→ SET TASK
Answer with a single number: the count of lines that hold "Teigreste".

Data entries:
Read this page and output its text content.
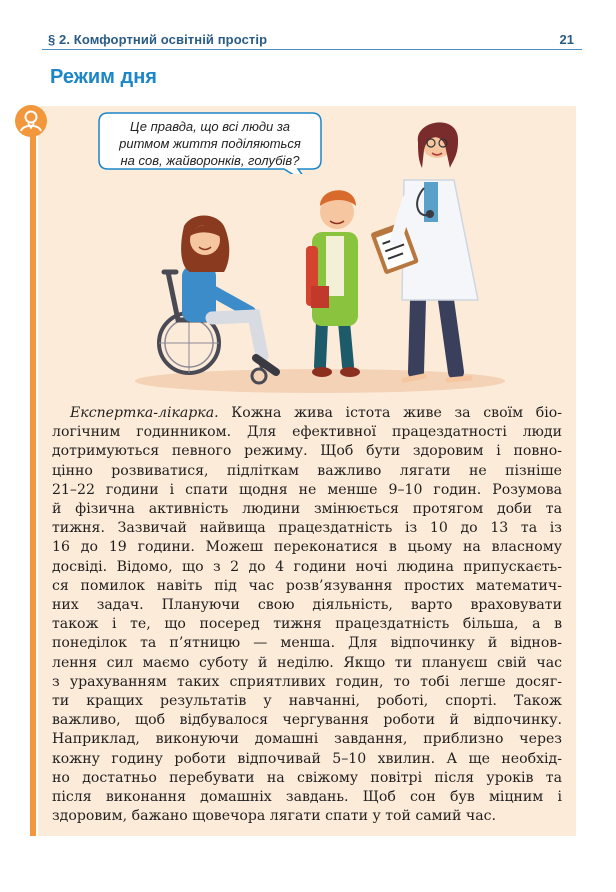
§ 2. Комфортний освітній простір	21
Режим дня
Це правда, що всі люди за
ритмом життя поділяються
на сов, жайворонків, голубів?
Експертка-лікарка. Кожна жива істота живе за своїм біо-
логічним годинником. Для ефективної працездатності люди
дотримуються певного режиму. Щоб бути здоровим і повно-
цінно розвиватися, підліткам важливо лягати не пізніше
21–22 години і спати щодня не менше 9–10 годин. Розумова
й фізична активність людини змінюється протягом доби та
тижня. Зазвичай найвища працездатність із 10 до 13 та із
16 до 19 години. Можеш переконатися в цьому на власному
досвіді. Відомо, що з 2 до 4 години ночі людина припускаєть-
ся помилок навіть під час розв’язування простих математич-
них задач. Плануючи свою діяльність, варто враховувати
також і те, що посеред тижня працездатність більша, а в
понеділок та п’ятницю — менша. Для відпочинку й віднов-
лення сил маємо суботу й неділю. Якщо ти плануєш свій час
з урахуванням таких сприятливих годин, то тобі легше досяг-
ти кращих результатів у навчанні, роботі, спорті. Також
важливо, щоб відбувалося чергування роботи й відпочинку.
Наприклад, виконуючи домашні завдання, приблизно через
кожну годину роботи відпочивай 5–10 хвилин. А ще необхід-
но достатньо перебувати на свіжому повітрі після уроків та
після виконання домашніх завдань. Щоб сон був міцним і
здоровим, бажано щовечора лягати спати у той самий час.
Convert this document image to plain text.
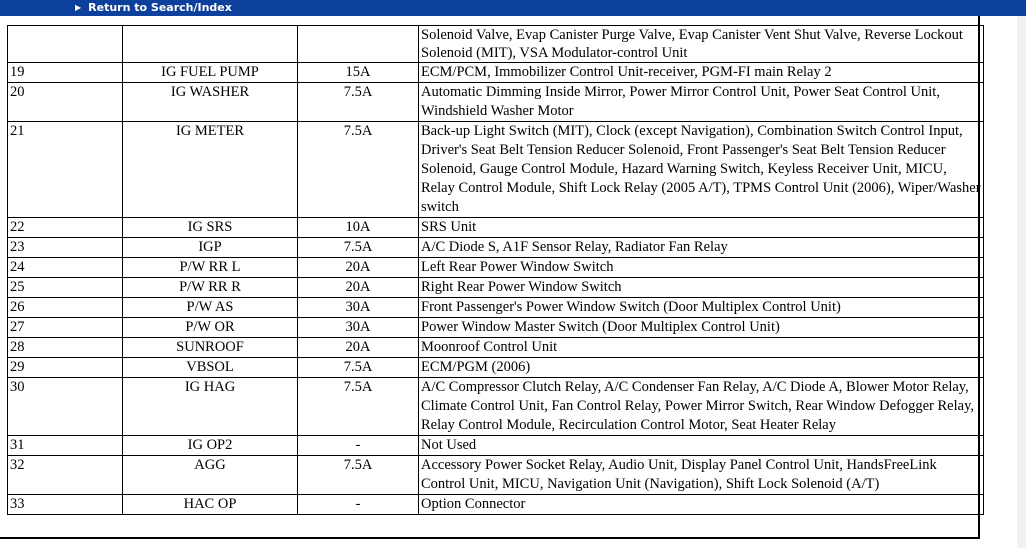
▶ Return to Search/Index
			Solenoid Valve, Evap Canister Purge Valve, Evap Canister Vent Shut Valve, Reverse Lockout Solenoid (MIT), VSA Modulator-control Unit
19	IG FUEL PUMP	15A	ECM/PCM, Immobilizer Control Unit-receiver, PGM-FI main Relay 2
20	IG WASHER	7.5A	Automatic Dimming Inside Mirror, Power Mirror Control Unit, Power Seat Control Unit, Windshield Washer Motor
21	IG METER	7.5A	Back-up Light Switch (MIT), Clock (except Navigation), Combination Switch Control Input, Driver's Seat Belt Tension Reducer Solenoid, Front Passenger's Seat Belt Tension Reducer Solenoid, Gauge Control Module, Hazard Warning Switch, Keyless Receiver Unit, MICU, Relay Control Module, Shift Lock Relay (2005 A/T), TPMS Control Unit (2006), Wiper/Washer switch
22	IG SRS	10A	SRS Unit
23	IGP	7.5A	A/C Diode S, A1F Sensor Relay, Radiator Fan Relay
24	P/W RR L	20A	Left Rear Power Window Switch
25	P/W RR R	20A	Right Rear Power Window Switch
26	P/W AS	30A	Front Passenger's Power Window Switch (Door Multiplex Control Unit)
27	P/W OR	30A	Power Window Master Switch (Door Multiplex Control Unit)
28	SUNROOF	20A	Moonroof Control Unit
29	VBSOL	7.5A	ECM/PGM (2006)
30	IG HAG	7.5A	A/C Compressor Clutch Relay, A/C Condenser Fan Relay, A/C Diode A, Blower Motor Relay, Climate Control Unit, Fan Control Relay, Power Mirror Switch, Rear Window Defogger Relay, Relay Control Module, Recirculation Control Motor, Seat Heater Relay
31	IG OP2	-	Not Used
32	AGG	7.5A	Accessory Power Socket Relay, Audio Unit, Display Panel Control Unit, HandsFreeLink Control Unit, MICU, Navigation Unit (Navigation), Shift Lock Solenoid (A/T)
33	HAC OP	-	Option Connector
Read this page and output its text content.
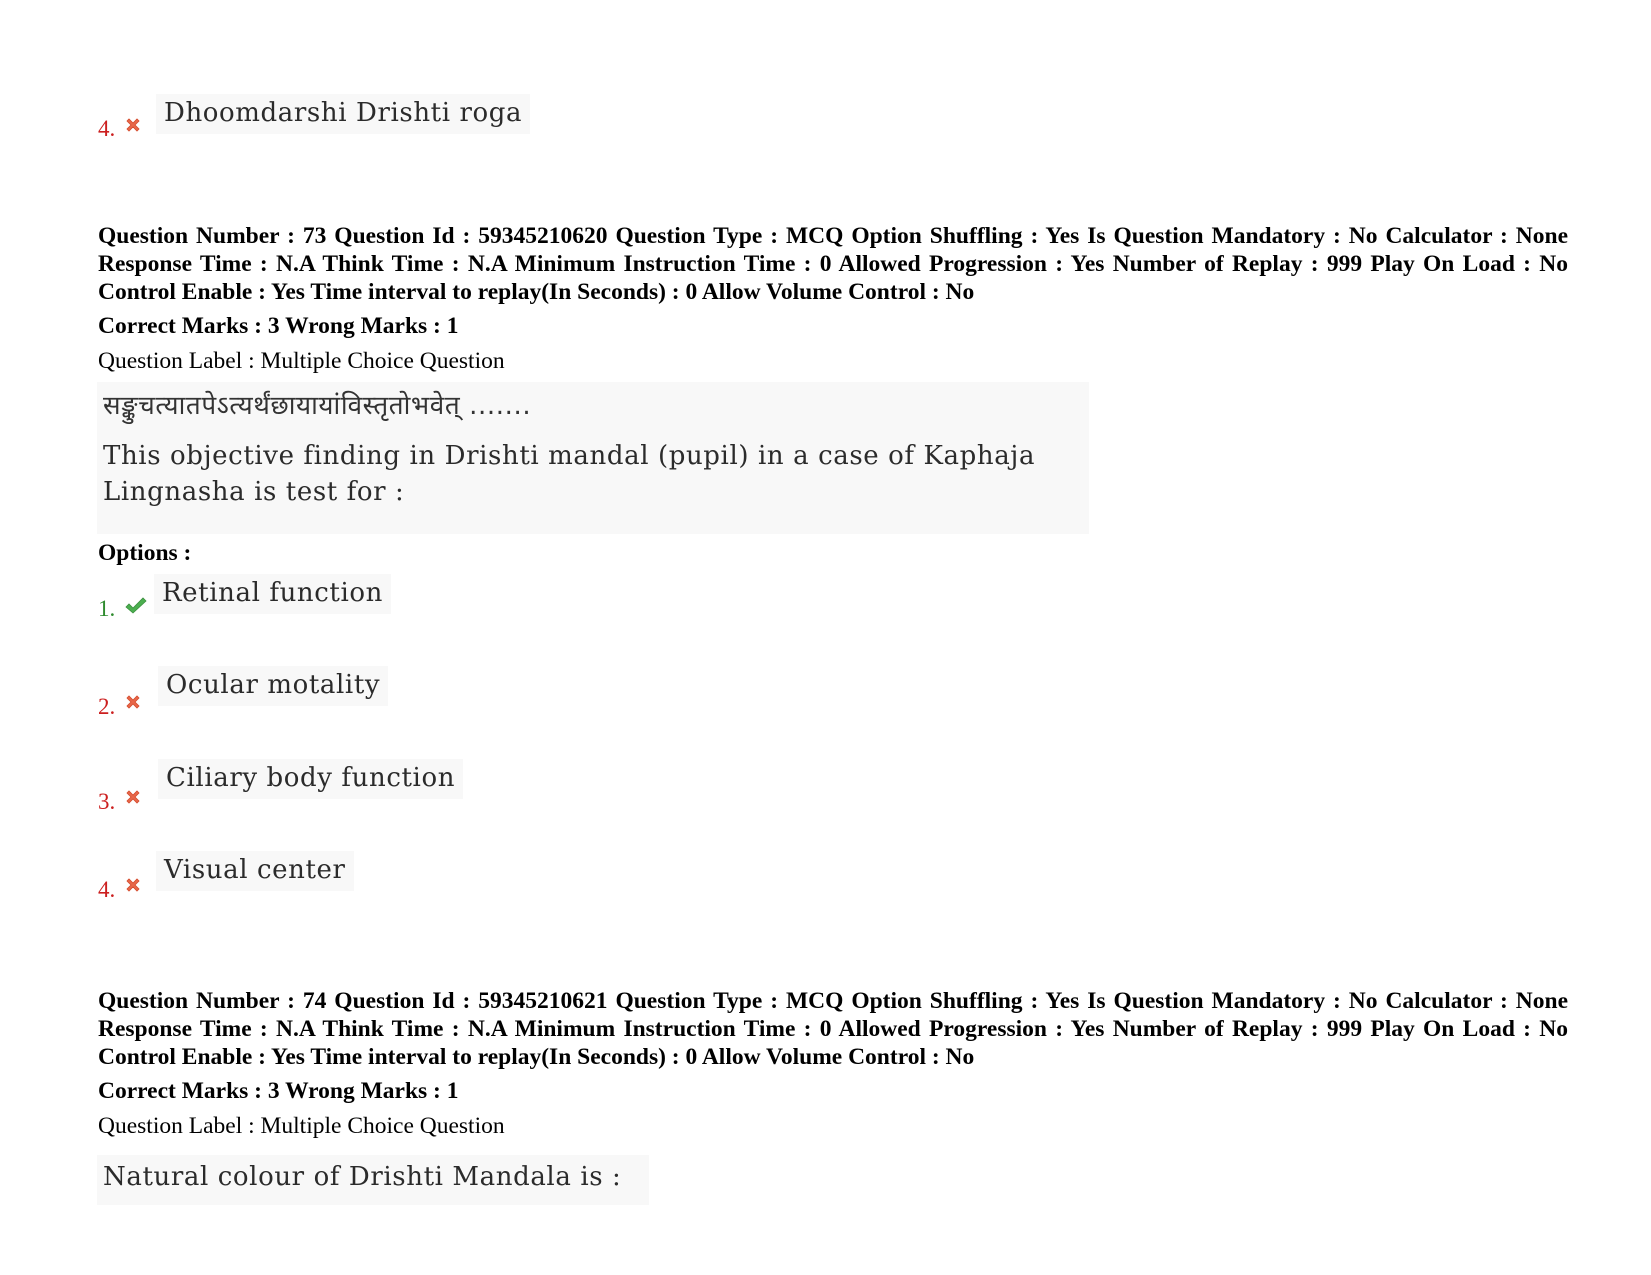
4.
Dhoomdarshi Drishti roga
Question Number : 73 Question Id : 59345210620 Question Type : MCQ Option Shuffling : Yes Is Question Mandatory : No Calculator : None Response Time : N.A Think Time : N.A Minimum Instruction Time : 0 Allowed Progression : Yes Number of Replay : 999 Play On Load : No Control Enable : Yes Time interval to replay(In Seconds) : 0 Allow Volume Control : No
Correct Marks : 3 Wrong Marks : 1
Question Label : Multiple Choice Question
सङ्कुचत्यातपेऽत्यर्थंछायायांविस्तृतोभवेत् .......
This objective finding in Drishti mandal (pupil) in a case of Kaphaja
Lingnasha is test for :
Options :
1.
Retinal function
2.
Ocular motality
3.
Ciliary body function
4.
Visual center
Question Number : 74 Question Id : 59345210621 Question Type : MCQ Option Shuffling : Yes Is Question Mandatory : No Calculator : None Response Time : N.A Think Time : N.A Minimum Instruction Time : 0 Allowed Progression : Yes Number of Replay : 999 Play On Load : No Control Enable : Yes Time interval to replay(In Seconds) : 0 Allow Volume Control : No
Correct Marks : 3 Wrong Marks : 1
Question Label : Multiple Choice Question
Natural colour of Drishti Mandala is :
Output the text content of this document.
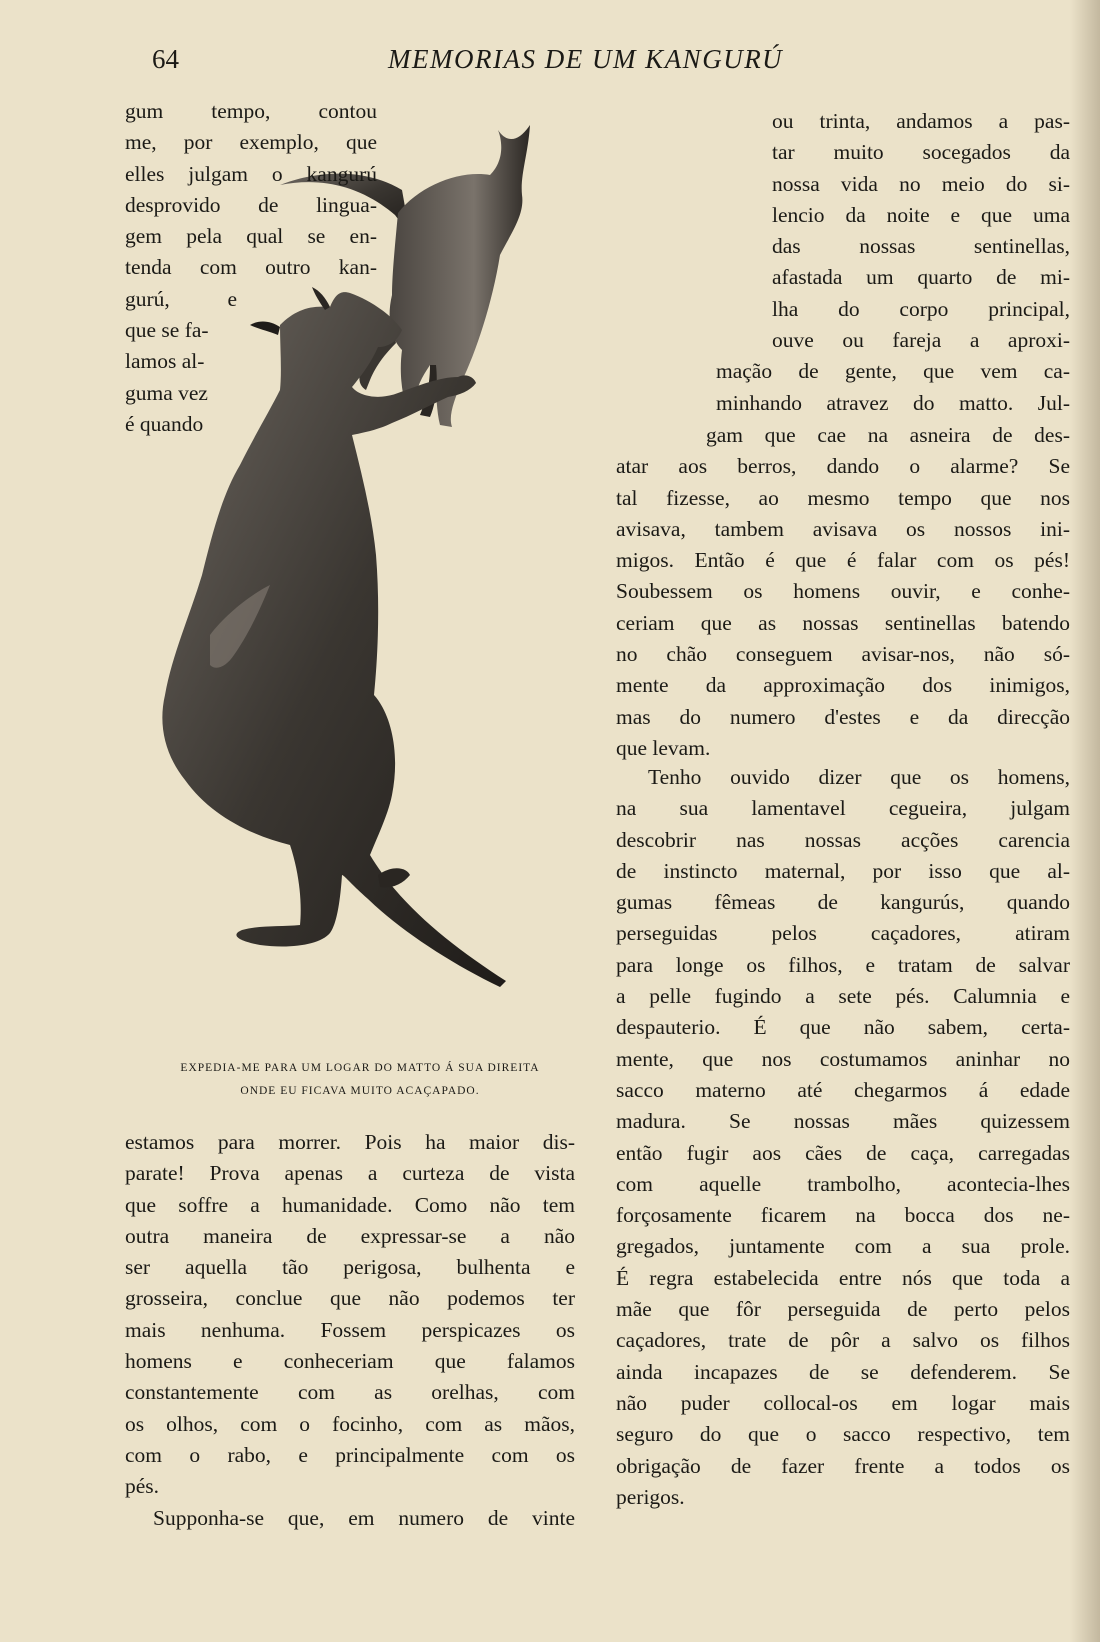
64	MEMORIAS DE UM KANGURÚ
gum tempo, contou
me, por exemplo, que
elles julgam o kangurú
desprovido de lingua-
gem pela qual se en-
tenda com outro kan-
gurú, e
que se fa-
lamos al-
guma vez
é quando
ou trinta, andamos a pas-
tar muito socegados da
nossa vida no meio do si-
lencio da noite e que uma
das nossas sentinellas,
afastada um quarto de mi-
lha do corpo principal,
ouve ou fareja a aproxi-
mação de gente, que vem ca-
minhando atravez do matto. Jul-
gam que cae na asneira de des-
atar aos berros, dando o alarme? Se
tal fizesse, ao mesmo tempo que nos
avisava, tambem avisava os nossos ini-
migos. Então é que é falar com os pés!
Soubessem os homens ouvir, e conhe-
ceriam que as nossas sentinellas batendo
no chão conseguem avisar-nos, não só-
mente da approximação dos inimigos,
mas do numero d'estes e da direcção
que levam.
Tenho ouvido dizer que os homens,
na sua lamentavel cegueira, julgam
descobrir nas nossas acções carencia
de instincto maternal, por isso que al-
gumas fêmeas de kangurús, quando
perseguidas pelos caçadores, atiram
para longe os filhos, e tratam de salvar
a pelle fugindo a sete pés. Calumnia e
despauterio. É que não sabem, certa-
mente, que nos costumamos aninhar no
sacco materno até chegarmos á edade
madura. Se nossas mães quizessem
então fugir aos cães de caça, carregadas
com aquelle trambolho, acontecia-lhes
forçosamente ficarem na bocca dos ne-
gregados, juntamente com a sua prole.
É regra estabelecida entre nós que toda a
mãe que fôr perseguida de perto pelos
caçadores, trate de pôr a salvo os filhos
ainda incapazes de se defenderem. Se
não puder collocal-os em logar mais
seguro do que o sacco respectivo, tem
obrigação de fazer frente a todos os
perigos.
EXPEDIA-ME PARA UM LOGAR DO MATTO Á SUA DIREITA
ONDE EU FICAVA MUITO ACAÇAPADO.
estamos para morrer. Pois ha maior dis-
parate! Prova apenas a curteza de vista
que soffre a humanidade. Como não tem
outra maneira de expressar-se a não
ser aquella tão perigosa, bulhenta e
grosseira, conclue que não podemos ter
mais nenhuma. Fossem perspicazes os
homens e conheceriam que falamos
constantemente com as orelhas, com
os olhos, com o focinho, com as mãos,
com o rabo, e principalmente com os
pés.
Supponha-se que, em numero de vinte
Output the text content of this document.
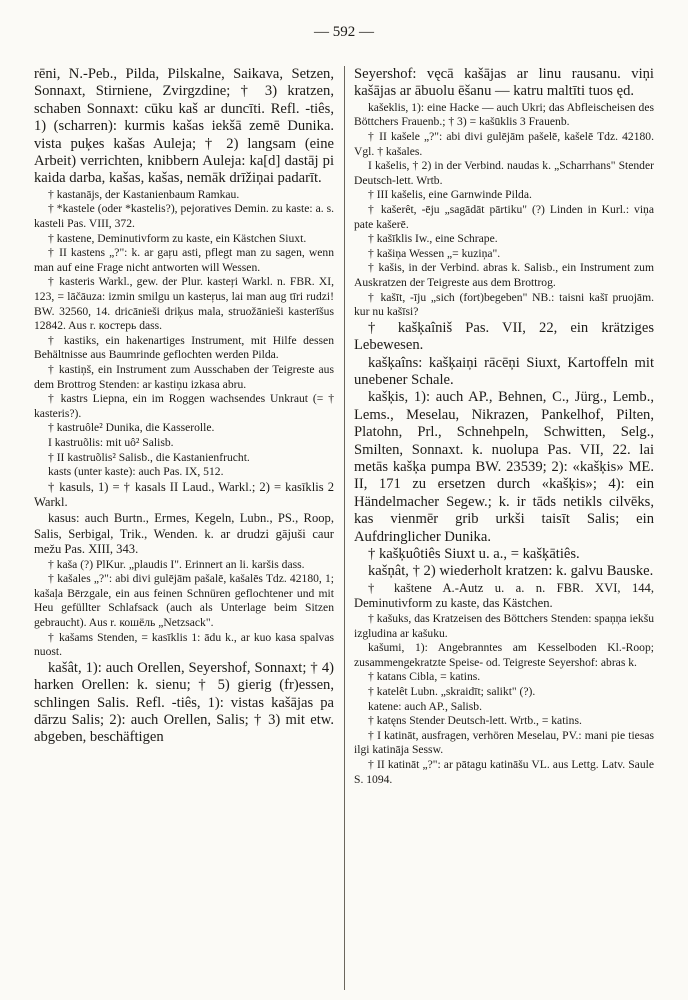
— 592 —

rēni, N.-Peb., Pilda, Pilskalne, Saikava, Setzen, Sonnaxt, Stirniene, Zvirgzdine; † 3) kratzen, schaben Sonnaxt: cūku kaš ar duncīti. Refl. -tiês, 1) (scharren): kurmis kašas iekšā zemē Dunika. vista puķes kašas Auleja; † 2) langsam (eine Arbeit) verrichten, knibbern Auleja: ka[d] dastāj pi kaida darba, kašas, kašas, nemāk drīžiņai padarīt.

† kastanājs, der Kastanienbaum Ramkau.

† *kastele (oder *kastelis?), pejoratives Demin. zu kaste: a. s. kasteli Pas. VIII, 372.

† kastene, Deminutivform zu kaste, ein Kästchen Siuxt.

† II kastens „?": k. ar gaŗu asti, pflegt man zu sagen, wenn man auf eine Frage nicht antworten will Wessen.

† kasteris Warkl., gew. der Plur. kasteŗi Warkl. n. FBR. XI, 123, = lāčāuza: izmin smilgu un kasteŗus, lai man aug tīri rudzi! BW. 32560, 14. dricānieši driķus mala, struožānieši kasterīšus 12842. Aus r. костерь dass.

† kastiks, ein hakenartiges Instrument, mit Hilfe dessen Behältnisse aus Baumrinde geflochten werden Pilda.

† kastiņš, ein Instrument zum Ausschaben der Teigreste aus dem Brottrog Stenden: ar kastiņu izkasa abru.

† kastrs Liepna, ein im Roggen wachsendes Unkraut (= † kasteris?).

† kastruôle² Dunika, die Kasserolle.

I kastruõlis: mit uô² Salisb.

† II kastruõlis² Salisb., die Kastanienfrucht.

kasts (unter kaste): auch Pas. IX, 512.

† kasuls, 1) = † kasals II Laud., Warkl.; 2) = kasīklis 2 Warkl.

kasus: auch Burtn., Ermes, Kegeln, Lubn., PS., Roop, Salis, Serbigal, Trik., Wenden. k. ar drudzi gājuši caur mežu Pas. XIII, 343.

† kaša (?) PlKur. „plaudis I". Erinnert an li. karšis dass.

† kašales „?": abi divi gulējām pašalē, kašalēs Tdz. 42180, 1; kašaļa Bērzgale, ein aus feinen Schnüren geflochtener und mit Heu gefüllter Schlafsack (auch als Unterlage beim Sitzen gebraucht). Aus r. кошёль „Netzsack".

† kašams Stenden, = kasīklis 1: ādu k., ar kuo kasa spalvas nuost.

kašât, 1): auch Orellen, Seyershof, Sonnaxt; † 4) harken Orellen: k. sienu; † 5) gierig (fr)essen, schlingen Salis. Refl. -tiês, 1): vistas kašājas pa dārzu Salis; 2): auch Orellen, Salis; † 3) mit etw. abgeben, beschäftigen

Seyershof: vęcā kašājas ar linu rausanu. viņi kašājas ar ābuolu ēšanu — katru maltīti tuos ęd.

kašeklis, 1): eine Hacke — auch Ukri; das Abfleischeisen des Böttchers Frauenb.; † 3) = kašūklis 3 Frauenb.

† II kašele „?": abi divi gulējām pašelē, kašelē Tdz. 42180. Vgl. † kašales.

I kašelis, † 2) in der Verbind. naudas k. „Scharrhans" Stender Deutsch-lett. Wrtb.

† III kašelis, eine Garnwinde Pilda.

† kašerêt, -ēju „sagādāt pārtiku" (?) Linden in Kurl.: viņa pate kašerē.

† kašīklis Iw., eine Schrape.

† kašiņa Wessen „= kuziņa".

† kašis, in der Verbind. abras k. Salisb., ein Instrument zum Auskratzen der Teigreste aus dem Brottrog.

† kašīt, -īju „sich (fort)begeben" NB.: taisni kašī pruojām. kur nu kašīsi?

† kašķaîniš Pas. VII, 22, ein krätziges Lebewesen.

kašķaîns: kašķaiņi rācēņi Siuxt, Kartoffeln mit unebener Schale.

kašķis, 1): auch AP., Behnen, C., Jürg., Lemb., Lems., Meselau, Nikrazen, Pankelhof, Pilten, Platohn, Prl., Schnehpeln, Schwitten, Selg., Smilten, Sonnaxt. k. nuolupa Pas. VII, 22. lai metās kašķa pumpa BW. 23539; 2): «kašķis» ME. II, 171 zu ersetzen durch «kašķis»; 4): ein Händelmacher Segew.; k. ir tāds netikls cilvēks, kas vienmēr grib urkši taisīt Salis; ein Aufdringlicher Dunika.

† kašķuôtiês Siuxt u. a., = kašķātiês.

kašņât, † 2) wiederholt kratzen: k. galvu Bauske.

† kaštene A.-Autz u. a. n. FBR. XVI, 144, Deminutivform zu kaste, das Kästchen.

† kašuks, das Kratzeisen des Böttchers Stenden: spaņņa iekšu izgludina ar kašuku.

kašumi, 1): Angebranntes am Kesselboden Kl.-Roop; zusammengekratzte Speise- od. Teigreste Seyershof: abras k.

† katans Cibla, = katins.

† katelêt Lubn. „skraidīt; salikt" (?).

katene: auch AP., Salisb.

† katęns Stender Deutsch-lett. Wrtb., = katins.

† I katināt, ausfragen, verhören Meselau, PV.: mani pie tiesas ilgi katināja Sessw.

† II katināt „?": ar pātagu katināšu VL. aus Lettg. Latv. Saule S. 1094.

→ EXERCISE SOLUTION
3